EXERCISE INSTRUCTIONS: Take down each entry exactly as written.
** Start of DATA RECORDS **
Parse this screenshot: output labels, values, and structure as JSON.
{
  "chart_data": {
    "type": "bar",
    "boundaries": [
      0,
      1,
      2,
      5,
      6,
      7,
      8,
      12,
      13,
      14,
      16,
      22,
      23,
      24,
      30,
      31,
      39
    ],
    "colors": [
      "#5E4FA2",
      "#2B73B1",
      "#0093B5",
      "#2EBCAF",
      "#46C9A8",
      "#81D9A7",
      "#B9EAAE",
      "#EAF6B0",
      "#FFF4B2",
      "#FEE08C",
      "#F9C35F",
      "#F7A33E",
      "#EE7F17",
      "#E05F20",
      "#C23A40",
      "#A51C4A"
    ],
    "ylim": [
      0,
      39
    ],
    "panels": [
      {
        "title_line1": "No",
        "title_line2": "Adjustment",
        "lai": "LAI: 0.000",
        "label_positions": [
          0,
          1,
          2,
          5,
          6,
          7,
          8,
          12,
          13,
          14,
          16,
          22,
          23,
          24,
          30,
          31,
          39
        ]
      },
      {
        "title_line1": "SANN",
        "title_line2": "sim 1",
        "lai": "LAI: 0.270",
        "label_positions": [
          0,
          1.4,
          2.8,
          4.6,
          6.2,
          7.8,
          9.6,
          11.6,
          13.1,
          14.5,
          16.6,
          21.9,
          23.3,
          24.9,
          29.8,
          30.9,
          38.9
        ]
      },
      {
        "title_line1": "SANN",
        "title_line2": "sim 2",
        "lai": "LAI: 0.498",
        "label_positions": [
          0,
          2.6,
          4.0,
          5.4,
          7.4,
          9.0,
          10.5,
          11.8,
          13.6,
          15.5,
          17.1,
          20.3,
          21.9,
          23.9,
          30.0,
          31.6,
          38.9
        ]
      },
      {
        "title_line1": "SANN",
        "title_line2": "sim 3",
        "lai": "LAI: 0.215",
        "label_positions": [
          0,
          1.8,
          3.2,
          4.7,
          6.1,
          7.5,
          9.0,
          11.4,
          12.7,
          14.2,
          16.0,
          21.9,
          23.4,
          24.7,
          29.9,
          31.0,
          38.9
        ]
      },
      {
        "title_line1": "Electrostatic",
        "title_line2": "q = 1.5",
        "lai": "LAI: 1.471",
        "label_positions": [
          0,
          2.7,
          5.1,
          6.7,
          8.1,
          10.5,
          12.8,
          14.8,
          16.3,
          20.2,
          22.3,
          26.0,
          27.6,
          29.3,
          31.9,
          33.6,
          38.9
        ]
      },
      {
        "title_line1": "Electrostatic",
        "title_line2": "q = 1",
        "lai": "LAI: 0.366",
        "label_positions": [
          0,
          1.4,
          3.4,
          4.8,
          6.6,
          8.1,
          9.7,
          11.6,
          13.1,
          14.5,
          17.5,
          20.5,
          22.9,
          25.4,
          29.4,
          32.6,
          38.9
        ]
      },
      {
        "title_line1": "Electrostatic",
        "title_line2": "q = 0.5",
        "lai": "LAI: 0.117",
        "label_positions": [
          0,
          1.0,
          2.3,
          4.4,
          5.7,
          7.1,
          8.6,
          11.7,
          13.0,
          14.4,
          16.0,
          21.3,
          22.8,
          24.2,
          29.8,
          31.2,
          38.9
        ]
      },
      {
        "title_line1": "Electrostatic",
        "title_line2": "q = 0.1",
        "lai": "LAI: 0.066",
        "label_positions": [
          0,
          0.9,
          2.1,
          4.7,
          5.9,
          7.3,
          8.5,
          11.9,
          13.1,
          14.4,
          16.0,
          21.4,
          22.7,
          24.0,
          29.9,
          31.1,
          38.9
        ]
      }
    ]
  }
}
** End of DATA RECORDS **
THE RESPONSE:
Parse this screenshot: output labels, values, and structure as JSON.
{
  "chart_data": {
    "type": "bar",
    "boundaries": [
      0,
      1,
      2,
      5,
      6,
      7,
      8,
      12,
      13,
      14,
      16,
      22,
      23,
      24,
      30,
      31,
      39
    ],
    "colors": [
      "#5E4FA2",
      "#2B73B1",
      "#0093B5",
      "#2EBCAF",
      "#46C9A8",
      "#81D9A7",
      "#B9EAAE",
      "#EAF6B0",
      "#FFF4B2",
      "#FEE08C",
      "#F9C35F",
      "#F7A33E",
      "#EE7F17",
      "#E05F20",
      "#C23A40",
      "#A51C4A"
    ],
    "ylim": [
      0,
      39
    ],
    "panels": [
      {
        "title_line1": "No",
        "title_line2": "Adjustment",
        "lai": "LAI: 0.000",
        "label_positions": [
          0,
          1,
          2,
          5,
          6,
          7,
          8,
          12,
          13,
          14,
          16,
          22,
          23,
          24,
          30,
          31,
          39
        ]
      },
      {
        "title_line1": "SANN",
        "title_line2": "sim 1",
        "lai": "LAI: 0.270",
        "label_positions": [
          0,
          1.4,
          2.8,
          4.6,
          6.2,
          7.8,
          9.6,
          11.6,
          13.1,
          14.5,
          16.6,
          21.9,
          23.3,
          24.9,
          29.8,
          30.9,
          38.9
        ]
      },
      {
        "title_line1": "SANN",
        "title_line2": "sim 2",
        "lai": "LAI: 0.498",
        "label_positions": [
          0,
          2.6,
          4.0,
          5.4,
          7.4,
          9.0,
          10.5,
          11.8,
          13.6,
          15.5,
          17.1,
          20.3,
          21.9,
          23.9,
          30.0,
          31.6,
          38.9
        ]
      },
      {
        "title_line1": "SANN",
        "title_line2": "sim 3",
        "lai": "LAI: 0.215",
        "label_positions": [
          0,
          1.8,
          3.2,
          4.7,
          6.1,
          7.5,
          9.0,
          11.4,
          12.7,
          14.2,
          16.0,
          21.9,
          23.4,
          24.7,
          29.9,
          31.0,
          38.9
        ]
      },
      {
        "title_line1": "Electrostatic",
        "title_line2": "q = 1.5",
        "lai": "LAI: 1.471",
        "label_positions": [
          0,
          2.7,
          5.1,
          6.7,
          8.1,
          10.5,
          12.8,
          14.8,
          16.3,
          20.2,
          22.3,
          26.0,
          27.6,
          29.3,
          31.9,
          33.6,
          38.9
        ]
      },
      {
        "title_line1": "Electrostatic",
        "title_line2": "q = 1",
        "lai": "LAI: 0.366",
        "label_positions": [
          0,
          1.4,
          3.4,
          4.8,
          6.6,
          8.1,
          9.7,
          11.6,
          13.1,
          14.5,
          17.5,
          20.5,
          22.9,
          25.4,
          29.4,
          32.6,
          38.9
        ]
      },
      {
        "title_line1": "Electrostatic",
        "title_line2": "q = 0.5",
        "lai": "LAI: 0.117",
        "label_positions": [
          0,
          1.0,
          2.3,
          4.4,
          5.7,
          7.1,
          8.6,
          11.7,
          13.0,
          14.4,
          16.0,
          21.3,
          22.8,
          24.2,
          29.8,
          31.2,
          38.9
        ]
      },
      {
        "title_line1": "Electrostatic",
        "title_line2": "q = 0.1",
        "lai": "LAI: 0.066",
        "label_positions": [
          0,
          0.9,
          2.1,
          4.7,
          5.9,
          7.3,
          8.5,
          11.9,
          13.1,
          14.4,
          16.0,
          21.4,
          22.7,
          24.0,
          29.9,
          31.1,
          38.9
        ]
      }
    ]
  }
}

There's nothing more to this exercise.